Task requirements - Copy the data below line for line, without changing anything, and omit the pictures from your copy.

Recorded information -
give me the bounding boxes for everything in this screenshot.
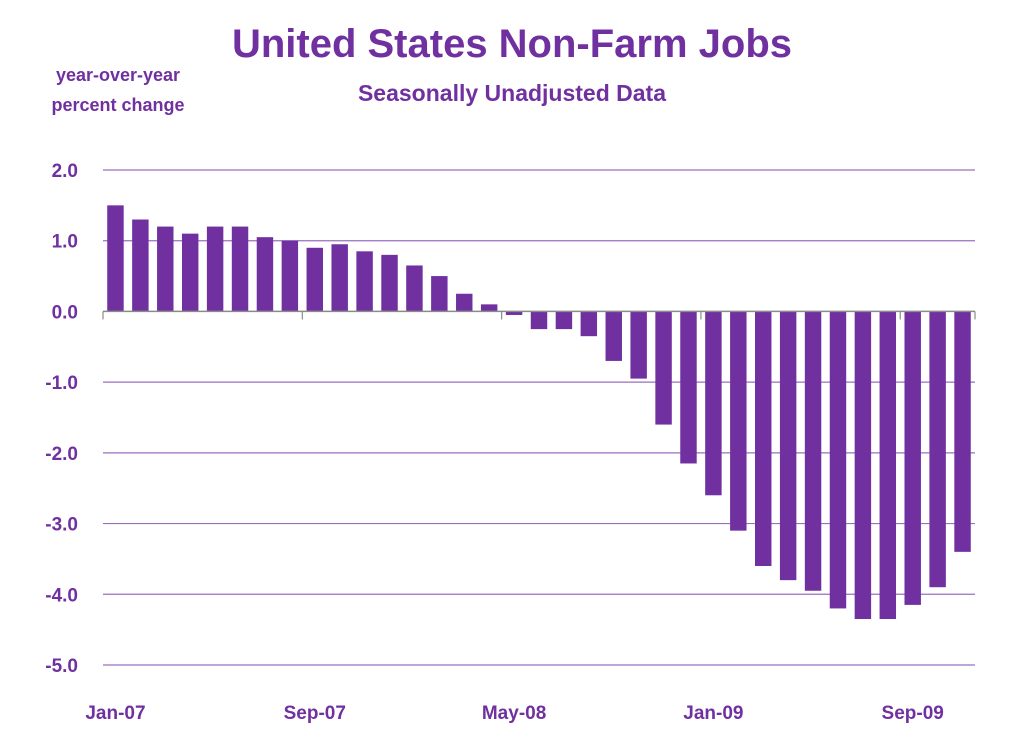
bar [406, 265, 423, 312]
bar [381, 254, 398, 312]
y-axis-label-line-2: percent change [51, 95, 185, 115]
x-tick-label: Sep-07 [284, 703, 346, 724]
bar [829, 311, 847, 609]
bar [431, 276, 448, 312]
y-axis-label: year-over-year percent change [28, 60, 208, 120]
bar [779, 311, 797, 581]
bar [804, 311, 822, 591]
bar [879, 311, 897, 620]
y-axis-label-line-1: year-over-year [55, 65, 181, 85]
bar [157, 226, 174, 312]
y-tick-label: -4.0 [45, 585, 78, 606]
bar [480, 304, 498, 312]
bar [630, 311, 647, 379]
y-tick-label: 2.0 [52, 161, 78, 182]
y-tick-label: -2.0 [45, 444, 78, 465]
bar [605, 311, 622, 361]
bar [705, 311, 722, 496]
bar [456, 293, 473, 312]
bar [655, 311, 672, 425]
bar [530, 311, 548, 330]
bar [755, 311, 772, 566]
bar [306, 247, 323, 312]
x-tick-label: Sep-09 [882, 703, 944, 724]
bar [181, 233, 199, 312]
bar [854, 311, 872, 620]
bar [231, 226, 249, 312]
bar [929, 311, 946, 588]
bar [904, 311, 921, 605]
x-tick-label: Jan-07 [85, 703, 145, 724]
bar [730, 311, 747, 531]
y-tick-label: 1.0 [52, 232, 78, 253]
y-tick-label: -5.0 [45, 656, 78, 677]
bar [132, 219, 149, 312]
bar [680, 311, 697, 464]
chart-title: United States Non-Farm Jobs [231, 22, 793, 66]
bar [107, 205, 124, 312]
bar [256, 237, 274, 312]
x-tick-label: Jan-09 [683, 703, 743, 724]
x-tick-label: May-08 [482, 703, 546, 724]
chart-subtitle: Seasonally Unadjusted Data [357, 80, 667, 106]
bar [356, 251, 373, 312]
bar [505, 311, 523, 315]
y-tick-label: 0.0 [52, 302, 78, 323]
bar [555, 311, 573, 330]
bar [580, 311, 598, 337]
bar [281, 240, 299, 312]
y-tick-label: -3.0 [45, 515, 78, 536]
y-tick-label: -1.0 [45, 373, 78, 394]
bar [331, 244, 348, 312]
bar [954, 311, 971, 552]
bar [206, 226, 224, 312]
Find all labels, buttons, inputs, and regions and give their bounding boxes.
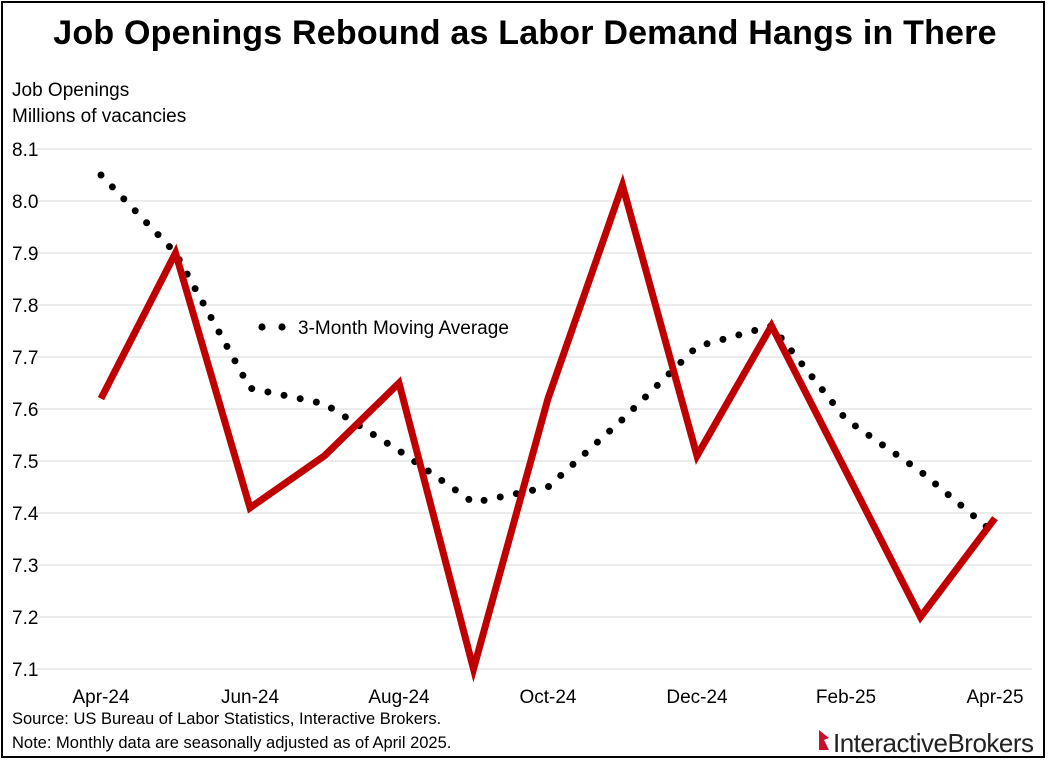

Result of this exercise -
give me the bounding boxes for everything in this screenshot.
bar [406, 265, 423, 312]
bar [381, 254, 398, 312]
y-axis-label-line-2: percent change [51, 95, 185, 115]
x-tick-label: Sep-07 [284, 703, 346, 724]
bar [829, 311, 847, 609]
bar [431, 276, 448, 312]
y-axis-label: year-over-year percent change [28, 60, 208, 120]
bar [779, 311, 797, 581]
bar [804, 311, 822, 591]
bar [879, 311, 897, 620]
y-axis-label-line-1: year-over-year [55, 65, 181, 85]
bar [157, 226, 174, 312]
y-tick-label: -4.0 [45, 585, 78, 606]
bar [480, 304, 498, 312]
bar [630, 311, 647, 379]
y-tick-label: 2.0 [52, 161, 78, 182]
y-tick-label: -2.0 [45, 444, 78, 465]
bar [605, 311, 622, 361]
bar [705, 311, 722, 496]
bar [456, 293, 473, 312]
bar [655, 311, 672, 425]
bar [530, 311, 548, 330]
bar [755, 311, 772, 566]
bar [306, 247, 323, 312]
x-tick-label: Sep-09 [882, 703, 944, 724]
bar [181, 233, 199, 312]
bar [854, 311, 872, 620]
bar [231, 226, 249, 312]
bar [929, 311, 946, 588]
bar [904, 311, 921, 605]
x-tick-label: Jan-07 [85, 703, 145, 724]
bar [730, 311, 747, 531]
y-tick-label: 1.0 [52, 232, 78, 253]
y-tick-label: -5.0 [45, 656, 78, 677]
bar [132, 219, 149, 312]
bar [680, 311, 697, 464]
chart-title: United States Non-Farm Jobs [231, 22, 793, 66]
bar [107, 205, 124, 312]
bar [256, 237, 274, 312]
x-tick-label: Jan-09 [683, 703, 743, 724]
x-tick-label: May-08 [482, 703, 546, 724]
chart-subtitle: Seasonally Unadjusted Data [357, 80, 667, 106]
bar [356, 251, 373, 312]
bar [505, 311, 523, 315]
y-tick-label: 0.0 [52, 302, 78, 323]
bar [555, 311, 573, 330]
bar [580, 311, 598, 337]
bar [281, 240, 299, 312]
y-tick-label: -3.0 [45, 515, 78, 536]
y-tick-label: -1.0 [45, 373, 78, 394]
bar [331, 244, 348, 312]
bar [954, 311, 971, 552]
bar [206, 226, 224, 312]
Find all labels, buttons, inputs, and regions and give their bounding boxes.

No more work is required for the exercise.